━━━━━ MATERIAL TO PROCESS
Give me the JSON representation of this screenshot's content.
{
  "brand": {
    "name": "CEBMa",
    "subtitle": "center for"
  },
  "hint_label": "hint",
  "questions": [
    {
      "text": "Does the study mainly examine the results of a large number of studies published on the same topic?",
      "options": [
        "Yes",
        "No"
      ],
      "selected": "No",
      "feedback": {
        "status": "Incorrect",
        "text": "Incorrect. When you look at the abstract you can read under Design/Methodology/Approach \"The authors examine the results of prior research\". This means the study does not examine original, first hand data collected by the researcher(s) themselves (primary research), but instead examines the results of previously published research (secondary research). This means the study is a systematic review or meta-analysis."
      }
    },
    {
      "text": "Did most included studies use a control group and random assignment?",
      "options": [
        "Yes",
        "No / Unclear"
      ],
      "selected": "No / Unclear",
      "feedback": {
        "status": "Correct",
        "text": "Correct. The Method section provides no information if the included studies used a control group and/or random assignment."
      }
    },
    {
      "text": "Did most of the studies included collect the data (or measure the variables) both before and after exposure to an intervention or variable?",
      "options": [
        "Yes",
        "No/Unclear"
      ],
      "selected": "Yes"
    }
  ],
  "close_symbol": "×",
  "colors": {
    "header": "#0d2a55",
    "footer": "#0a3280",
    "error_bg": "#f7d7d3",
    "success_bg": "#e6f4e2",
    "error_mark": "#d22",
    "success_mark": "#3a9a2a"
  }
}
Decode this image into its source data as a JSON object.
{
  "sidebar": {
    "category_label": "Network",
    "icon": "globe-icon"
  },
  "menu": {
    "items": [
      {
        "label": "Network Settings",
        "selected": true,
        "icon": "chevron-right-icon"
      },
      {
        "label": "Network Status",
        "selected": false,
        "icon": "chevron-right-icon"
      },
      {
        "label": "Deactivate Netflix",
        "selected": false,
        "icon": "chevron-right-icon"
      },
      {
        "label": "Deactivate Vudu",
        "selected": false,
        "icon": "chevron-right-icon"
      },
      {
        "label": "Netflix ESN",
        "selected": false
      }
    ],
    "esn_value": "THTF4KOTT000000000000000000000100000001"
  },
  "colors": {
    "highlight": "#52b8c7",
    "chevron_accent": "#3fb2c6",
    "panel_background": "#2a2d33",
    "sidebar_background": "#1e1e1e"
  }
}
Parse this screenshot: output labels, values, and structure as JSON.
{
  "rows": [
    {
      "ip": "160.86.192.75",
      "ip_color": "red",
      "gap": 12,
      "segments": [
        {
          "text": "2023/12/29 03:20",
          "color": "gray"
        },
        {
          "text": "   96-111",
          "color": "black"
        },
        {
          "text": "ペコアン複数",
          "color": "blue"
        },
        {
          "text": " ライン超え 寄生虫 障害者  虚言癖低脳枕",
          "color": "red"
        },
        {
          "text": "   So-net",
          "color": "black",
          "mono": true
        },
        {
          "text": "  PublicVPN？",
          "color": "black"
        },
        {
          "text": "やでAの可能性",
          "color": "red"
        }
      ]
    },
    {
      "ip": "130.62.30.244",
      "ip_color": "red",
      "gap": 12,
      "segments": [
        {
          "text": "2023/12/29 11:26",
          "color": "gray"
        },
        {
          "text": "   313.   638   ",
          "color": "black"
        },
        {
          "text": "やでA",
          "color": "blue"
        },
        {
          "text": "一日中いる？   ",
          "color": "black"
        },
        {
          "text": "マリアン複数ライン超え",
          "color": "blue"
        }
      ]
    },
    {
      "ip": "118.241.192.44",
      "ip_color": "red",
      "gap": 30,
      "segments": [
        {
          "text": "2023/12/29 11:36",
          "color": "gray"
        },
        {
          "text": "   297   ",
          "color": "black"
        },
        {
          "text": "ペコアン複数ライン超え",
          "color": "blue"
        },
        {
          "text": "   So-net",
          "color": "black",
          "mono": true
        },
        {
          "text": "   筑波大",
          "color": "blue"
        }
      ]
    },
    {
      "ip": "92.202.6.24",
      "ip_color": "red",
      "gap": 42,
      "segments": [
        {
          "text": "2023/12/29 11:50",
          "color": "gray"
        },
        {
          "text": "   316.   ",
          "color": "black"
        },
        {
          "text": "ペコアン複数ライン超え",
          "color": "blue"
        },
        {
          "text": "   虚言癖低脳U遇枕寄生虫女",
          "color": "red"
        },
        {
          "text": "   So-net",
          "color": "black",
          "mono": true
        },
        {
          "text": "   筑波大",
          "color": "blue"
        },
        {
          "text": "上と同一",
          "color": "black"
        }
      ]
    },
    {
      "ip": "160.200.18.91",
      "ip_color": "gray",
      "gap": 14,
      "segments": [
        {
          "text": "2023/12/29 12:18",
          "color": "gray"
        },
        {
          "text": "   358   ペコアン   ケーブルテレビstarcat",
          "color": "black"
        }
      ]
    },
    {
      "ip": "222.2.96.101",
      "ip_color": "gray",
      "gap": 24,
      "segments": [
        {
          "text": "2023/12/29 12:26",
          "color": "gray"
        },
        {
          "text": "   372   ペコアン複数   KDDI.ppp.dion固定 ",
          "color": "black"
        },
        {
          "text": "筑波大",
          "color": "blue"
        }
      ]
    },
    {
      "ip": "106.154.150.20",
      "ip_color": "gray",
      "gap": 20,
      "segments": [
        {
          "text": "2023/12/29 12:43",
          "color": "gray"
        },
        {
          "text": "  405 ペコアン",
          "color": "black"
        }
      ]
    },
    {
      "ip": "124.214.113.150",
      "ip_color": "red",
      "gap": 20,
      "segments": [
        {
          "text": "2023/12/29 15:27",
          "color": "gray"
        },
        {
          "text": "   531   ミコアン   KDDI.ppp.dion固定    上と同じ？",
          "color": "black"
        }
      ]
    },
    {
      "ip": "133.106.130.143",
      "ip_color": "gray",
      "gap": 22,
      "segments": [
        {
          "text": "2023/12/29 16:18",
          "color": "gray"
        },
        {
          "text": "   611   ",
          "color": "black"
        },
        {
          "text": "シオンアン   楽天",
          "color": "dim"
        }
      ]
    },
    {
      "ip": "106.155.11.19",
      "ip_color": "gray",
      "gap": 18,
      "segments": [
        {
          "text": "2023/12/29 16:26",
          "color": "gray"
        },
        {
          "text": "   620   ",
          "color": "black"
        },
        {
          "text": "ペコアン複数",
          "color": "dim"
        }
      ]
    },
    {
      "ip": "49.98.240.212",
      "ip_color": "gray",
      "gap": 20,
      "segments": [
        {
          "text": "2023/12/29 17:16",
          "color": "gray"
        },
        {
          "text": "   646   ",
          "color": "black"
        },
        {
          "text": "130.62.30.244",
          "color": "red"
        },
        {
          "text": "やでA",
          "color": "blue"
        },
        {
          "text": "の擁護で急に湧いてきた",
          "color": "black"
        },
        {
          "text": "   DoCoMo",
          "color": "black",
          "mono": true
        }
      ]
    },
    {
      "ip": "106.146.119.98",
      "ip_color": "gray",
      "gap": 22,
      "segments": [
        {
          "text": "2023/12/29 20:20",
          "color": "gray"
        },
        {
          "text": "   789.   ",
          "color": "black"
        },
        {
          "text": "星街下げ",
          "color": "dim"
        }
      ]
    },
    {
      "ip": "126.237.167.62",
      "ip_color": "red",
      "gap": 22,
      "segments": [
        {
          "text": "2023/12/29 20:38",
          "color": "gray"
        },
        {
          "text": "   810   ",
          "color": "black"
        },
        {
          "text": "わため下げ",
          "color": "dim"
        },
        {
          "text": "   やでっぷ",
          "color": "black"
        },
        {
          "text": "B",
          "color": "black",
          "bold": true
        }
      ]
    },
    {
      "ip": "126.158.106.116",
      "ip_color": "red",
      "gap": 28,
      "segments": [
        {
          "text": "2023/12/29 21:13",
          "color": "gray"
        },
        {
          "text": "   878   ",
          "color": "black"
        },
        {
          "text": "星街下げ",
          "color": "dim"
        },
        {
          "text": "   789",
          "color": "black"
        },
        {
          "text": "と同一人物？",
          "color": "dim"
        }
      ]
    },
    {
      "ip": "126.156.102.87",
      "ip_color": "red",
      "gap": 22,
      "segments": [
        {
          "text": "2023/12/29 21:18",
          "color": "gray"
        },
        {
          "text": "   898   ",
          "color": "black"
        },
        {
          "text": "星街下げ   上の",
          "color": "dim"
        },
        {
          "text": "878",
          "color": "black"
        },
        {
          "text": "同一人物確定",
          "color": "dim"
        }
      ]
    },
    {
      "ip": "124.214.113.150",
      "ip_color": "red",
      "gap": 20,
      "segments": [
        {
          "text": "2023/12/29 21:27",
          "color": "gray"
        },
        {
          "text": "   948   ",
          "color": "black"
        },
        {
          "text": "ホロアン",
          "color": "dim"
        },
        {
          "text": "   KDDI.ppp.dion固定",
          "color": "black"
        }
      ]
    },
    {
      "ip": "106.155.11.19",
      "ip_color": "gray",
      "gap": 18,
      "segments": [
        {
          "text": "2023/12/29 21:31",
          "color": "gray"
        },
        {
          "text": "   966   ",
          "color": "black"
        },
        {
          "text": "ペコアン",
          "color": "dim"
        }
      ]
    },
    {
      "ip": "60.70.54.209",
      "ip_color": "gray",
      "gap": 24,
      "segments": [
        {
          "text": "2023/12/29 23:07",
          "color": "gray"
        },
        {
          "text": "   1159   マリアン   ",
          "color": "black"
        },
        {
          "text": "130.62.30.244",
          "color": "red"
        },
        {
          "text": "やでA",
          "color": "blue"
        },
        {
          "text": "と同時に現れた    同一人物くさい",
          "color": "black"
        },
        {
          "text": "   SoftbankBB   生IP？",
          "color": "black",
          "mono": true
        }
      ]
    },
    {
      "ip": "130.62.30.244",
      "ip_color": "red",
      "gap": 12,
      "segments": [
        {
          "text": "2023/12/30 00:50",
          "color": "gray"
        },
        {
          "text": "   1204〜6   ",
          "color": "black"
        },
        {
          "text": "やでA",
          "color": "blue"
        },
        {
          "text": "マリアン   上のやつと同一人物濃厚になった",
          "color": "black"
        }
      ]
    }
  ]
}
━━━━━━━━━━
» **DIRECTION**: From the listing above, find the number of lines with the word "Network" in them. Answer with the number only.

» **ANSWER TO THIS TASK**: 3